+++ Dataset records
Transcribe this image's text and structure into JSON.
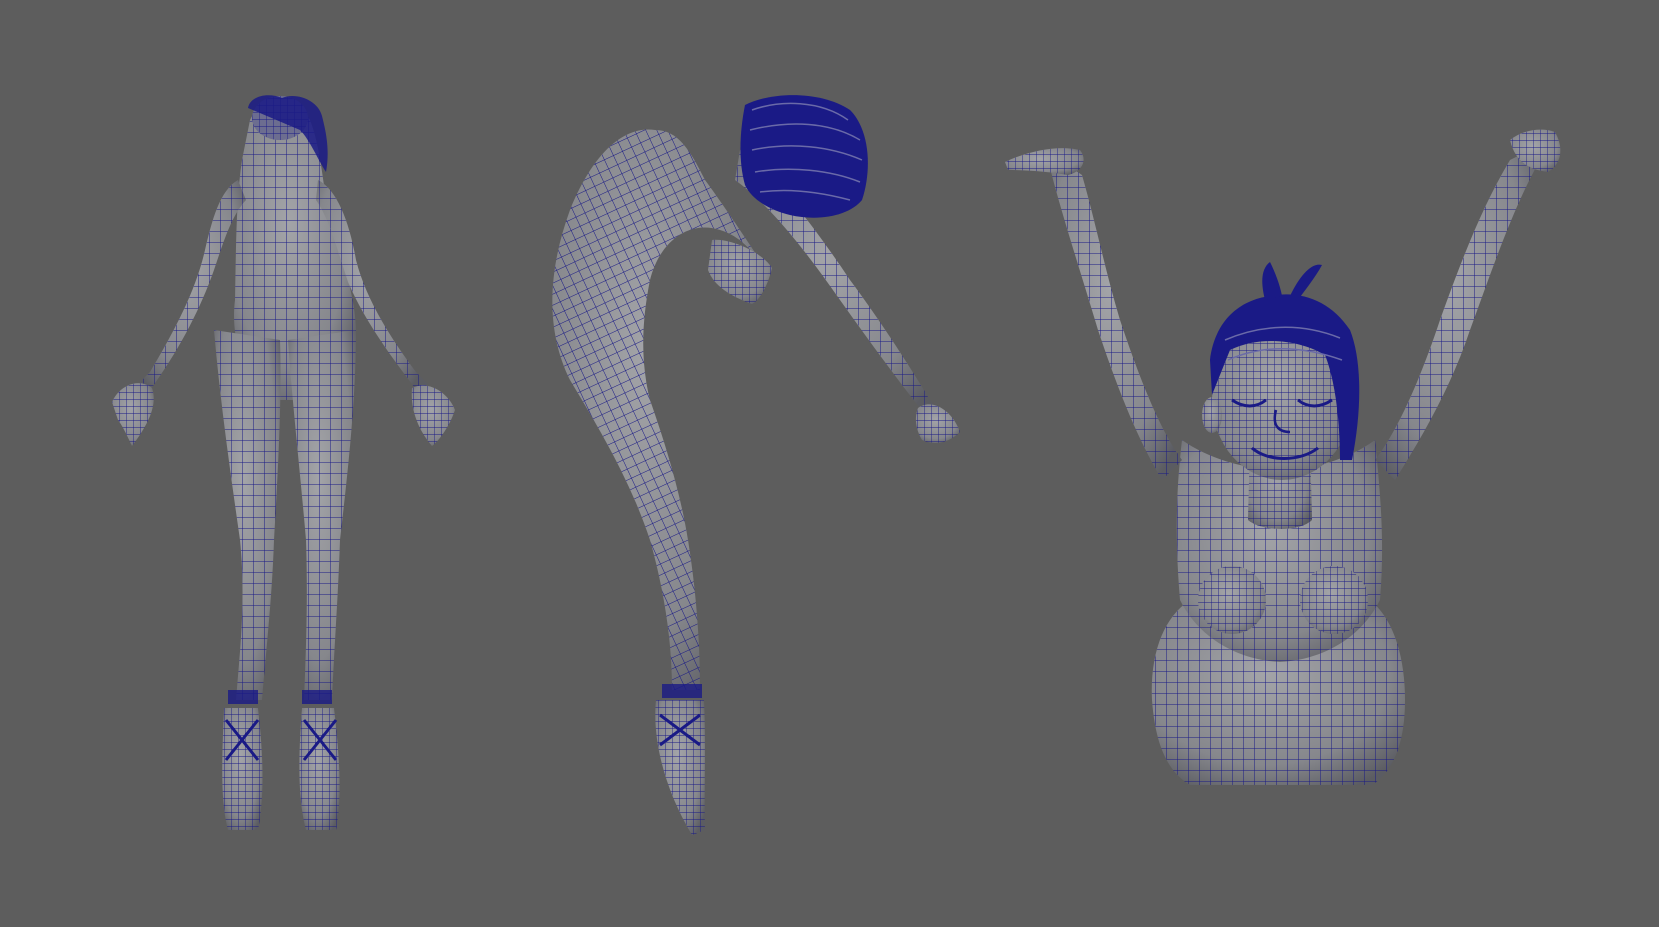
{
  "viewport": {
    "background": "#5d5d5d",
    "mesh_fill": "#8c8d92",
    "mesh_shade": "#6f7076",
    "wire_color": "#1a1a86",
    "hair_color": "#1a1a86"
  },
  "models": [
    {
      "pose": "standing-back-view"
    },
    {
      "pose": "arabesque-bend-side-view"
    },
    {
      "pose": "kneeling-arms-raised-front-view"
    }
  ]
}
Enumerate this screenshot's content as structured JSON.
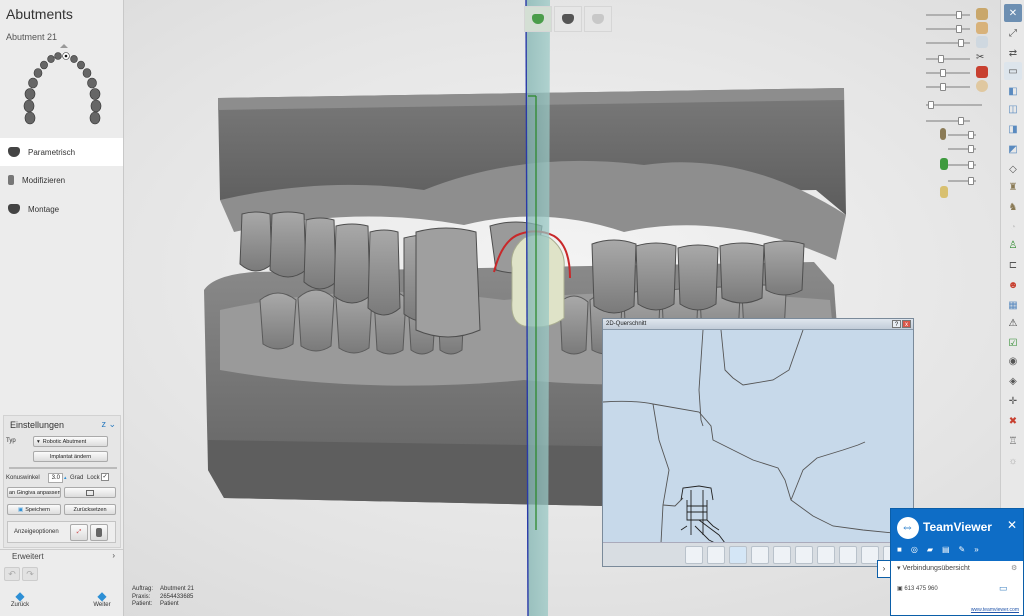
++++++
Each record above must be returned exactly as written, with its pictures omitted.

Transcribe this image's text and structure into JSON.
{
  "viewport": {
    "background": "#5d5d5d",
    "mesh_fill": "#8c8d92",
    "mesh_shade": "#6f7076",
    "wire_color": "#1a1a86",
    "hair_color": "#1a1a86"
  },
  "models": [
    {
      "pose": "standing-back-view"
    },
    {
      "pose": "arabesque-bend-side-view"
    },
    {
      "pose": "kneeling-arms-raised-front-view"
    }
  ]
}
Enumerate this screenshot's content as structured JSON.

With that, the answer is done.